Instructions for the task:
Each entry below is to be transcribed exactly.
▬▬▬▬▬▬
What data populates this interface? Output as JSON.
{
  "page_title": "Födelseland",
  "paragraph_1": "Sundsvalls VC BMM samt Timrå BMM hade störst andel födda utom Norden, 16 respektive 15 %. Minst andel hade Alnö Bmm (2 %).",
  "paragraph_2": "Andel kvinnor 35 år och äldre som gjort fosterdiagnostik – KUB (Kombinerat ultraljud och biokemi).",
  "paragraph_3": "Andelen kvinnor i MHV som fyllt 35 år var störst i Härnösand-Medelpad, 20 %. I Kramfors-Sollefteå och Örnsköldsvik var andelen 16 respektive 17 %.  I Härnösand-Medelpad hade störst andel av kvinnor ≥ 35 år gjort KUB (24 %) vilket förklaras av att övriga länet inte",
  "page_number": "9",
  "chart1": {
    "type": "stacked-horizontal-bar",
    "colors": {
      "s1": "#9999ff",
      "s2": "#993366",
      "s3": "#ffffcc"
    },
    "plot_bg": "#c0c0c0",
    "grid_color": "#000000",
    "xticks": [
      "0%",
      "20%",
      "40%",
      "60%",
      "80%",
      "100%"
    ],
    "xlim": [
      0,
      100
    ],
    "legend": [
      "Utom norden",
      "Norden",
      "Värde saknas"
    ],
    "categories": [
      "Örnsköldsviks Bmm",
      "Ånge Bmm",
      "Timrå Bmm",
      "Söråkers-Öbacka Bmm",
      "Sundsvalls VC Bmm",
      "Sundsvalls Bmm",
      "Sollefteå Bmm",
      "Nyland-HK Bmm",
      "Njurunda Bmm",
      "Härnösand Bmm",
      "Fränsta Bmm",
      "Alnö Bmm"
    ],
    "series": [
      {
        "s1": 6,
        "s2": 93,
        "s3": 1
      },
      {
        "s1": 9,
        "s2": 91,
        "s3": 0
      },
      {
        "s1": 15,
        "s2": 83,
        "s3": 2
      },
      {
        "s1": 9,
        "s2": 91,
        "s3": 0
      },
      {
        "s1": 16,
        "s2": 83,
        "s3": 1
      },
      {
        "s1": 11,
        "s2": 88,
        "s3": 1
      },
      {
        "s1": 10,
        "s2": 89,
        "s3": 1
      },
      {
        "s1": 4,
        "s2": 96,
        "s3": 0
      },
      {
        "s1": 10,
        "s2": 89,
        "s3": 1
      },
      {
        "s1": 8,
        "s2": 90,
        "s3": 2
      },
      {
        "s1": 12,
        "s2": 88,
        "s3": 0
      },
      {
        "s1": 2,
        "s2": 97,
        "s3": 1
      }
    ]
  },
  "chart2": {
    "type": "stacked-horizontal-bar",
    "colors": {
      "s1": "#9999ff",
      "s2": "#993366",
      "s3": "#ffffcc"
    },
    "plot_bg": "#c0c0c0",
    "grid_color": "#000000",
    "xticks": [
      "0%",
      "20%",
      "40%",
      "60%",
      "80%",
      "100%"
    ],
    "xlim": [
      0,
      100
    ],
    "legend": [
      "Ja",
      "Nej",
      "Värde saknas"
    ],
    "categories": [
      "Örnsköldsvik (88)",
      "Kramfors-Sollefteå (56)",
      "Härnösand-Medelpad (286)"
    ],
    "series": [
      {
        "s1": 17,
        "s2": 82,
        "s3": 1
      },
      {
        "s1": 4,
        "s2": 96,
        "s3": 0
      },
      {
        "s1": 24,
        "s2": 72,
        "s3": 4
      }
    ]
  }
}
▬▬▬▬▬▬
Task answer:
What data populates this interface? Output as JSON.
{
  "page_title": "Födelseland",
  "paragraph_1": "Sundsvalls VC BMM samt Timrå BMM hade störst andel födda utom Norden, 16 respektive 15 %. Minst andel hade Alnö Bmm (2 %).",
  "paragraph_2": "Andel kvinnor 35 år och äldre som gjort fosterdiagnostik – KUB (Kombinerat ultraljud och biokemi).",
  "paragraph_3": "Andelen kvinnor i MHV som fyllt 35 år var störst i Härnösand-Medelpad, 20 %. I Kramfors-Sollefteå och Örnsköldsvik var andelen 16 respektive 17 %.  I Härnösand-Medelpad hade störst andel av kvinnor ≥ 35 år gjort KUB (24 %) vilket förklaras av att övriga länet inte",
  "page_number": "9",
  "chart1": {
    "type": "stacked-horizontal-bar",
    "colors": {
      "s1": "#9999ff",
      "s2": "#993366",
      "s3": "#ffffcc"
    },
    "plot_bg": "#c0c0c0",
    "grid_color": "#000000",
    "xticks": [
      "0%",
      "20%",
      "40%",
      "60%",
      "80%",
      "100%"
    ],
    "xlim": [
      0,
      100
    ],
    "legend": [
      "Utom norden",
      "Norden",
      "Värde saknas"
    ],
    "categories": [
      "Örnsköldsviks Bmm",
      "Ånge Bmm",
      "Timrå Bmm",
      "Söråkers-Öbacka Bmm",
      "Sundsvalls VC Bmm",
      "Sundsvalls Bmm",
      "Sollefteå Bmm",
      "Nyland-HK Bmm",
      "Njurunda Bmm",
      "Härnösand Bmm",
      "Fränsta Bmm",
      "Alnö Bmm"
    ],
    "series": [
      {
        "s1": 6,
        "s2": 93,
        "s3": 1
      },
      {
        "s1": 9,
        "s2": 91,
        "s3": 0
      },
      {
        "s1": 15,
        "s2": 83,
        "s3": 2
      },
      {
        "s1": 9,
        "s2": 91,
        "s3": 0
      },
      {
        "s1": 16,
        "s2": 83,
        "s3": 1
      },
      {
        "s1": 11,
        "s2": 88,
        "s3": 1
      },
      {
        "s1": 10,
        "s2": 89,
        "s3": 1
      },
      {
        "s1": 4,
        "s2": 96,
        "s3": 0
      },
      {
        "s1": 10,
        "s2": 89,
        "s3": 1
      },
      {
        "s1": 8,
        "s2": 90,
        "s3": 2
      },
      {
        "s1": 12,
        "s2": 88,
        "s3": 0
      },
      {
        "s1": 2,
        "s2": 97,
        "s3": 1
      }
    ]
  },
  "chart2": {
    "type": "stacked-horizontal-bar",
    "colors": {
      "s1": "#9999ff",
      "s2": "#993366",
      "s3": "#ffffcc"
    },
    "plot_bg": "#c0c0c0",
    "grid_color": "#000000",
    "xticks": [
      "0%",
      "20%",
      "40%",
      "60%",
      "80%",
      "100%"
    ],
    "xlim": [
      0,
      100
    ],
    "legend": [
      "Ja",
      "Nej",
      "Värde saknas"
    ],
    "categories": [
      "Örnsköldsvik (88)",
      "Kramfors-Sollefteå (56)",
      "Härnösand-Medelpad (286)"
    ],
    "series": [
      {
        "s1": 17,
        "s2": 82,
        "s3": 1
      },
      {
        "s1": 4,
        "s2": 96,
        "s3": 0
      },
      {
        "s1": 24,
        "s2": 72,
        "s3": 4
      }
    ]
  }
}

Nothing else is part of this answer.